(Data listing)
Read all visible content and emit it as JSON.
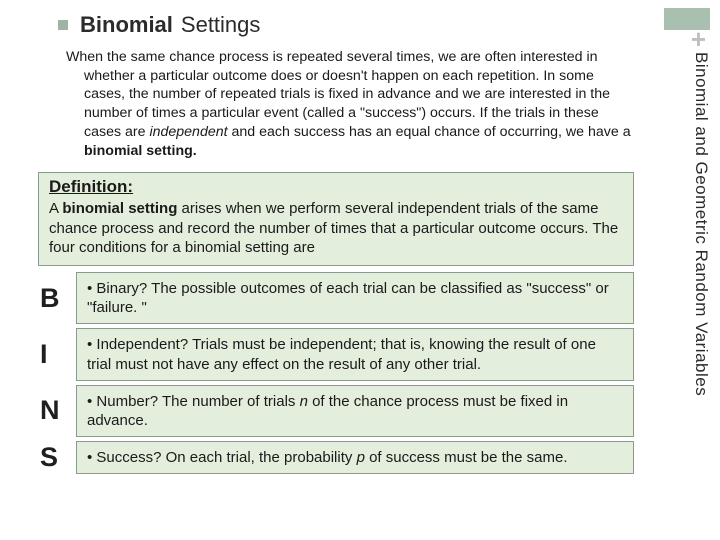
{
  "title": {
    "bold": "Binomial",
    "rest": "Settings"
  },
  "corner_plus": "+",
  "side_label": "Binomial and Geometric Random Variables",
  "intro": {
    "pre": "When the same chance process is repeated several times, we are often interested in whether a particular outcome does or doesn't happen on each repetition. In some cases, the number of repeated trials is fixed in advance and we are interested in the number of times a particular event (called a \"success\") occurs.  If the trials in these cases are ",
    "italic": "independent ",
    "mid": "and each success has an equal chance of occurring, we have a ",
    "bold_tail": "binomial setting."
  },
  "definition": {
    "heading": "Definition:",
    "lead_a": "A ",
    "lead_bold": "binomial setting",
    "lead_b": " arises when we perform several independent trials of the same chance process and record the number of times that a particular outcome occurs. The four conditions for a binomial setting are"
  },
  "bins": {
    "B": {
      "letter": "B",
      "text": "• Binary? The possible outcomes of each trial can be classified as \"success\" or \"failure. \""
    },
    "I": {
      "letter": "I",
      "text": "• Independent? Trials must be independent; that is, knowing the result of one trial must not have any effect on the result of any other trial."
    },
    "N": {
      "letter": "N",
      "pre": "• Number? The number of trials ",
      "it": "n",
      "post": " of the chance process must be fixed in advance."
    },
    "S": {
      "letter": "S",
      "pre": "• Success? On each trial, the probability ",
      "it": "p",
      "post": " of success must be the same."
    }
  }
}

### PROBLEM REQUIREMENTS
Tally up the lines holding the word "occurs" in the data above, and answer with that figure only.

### TASK RESPONSE
2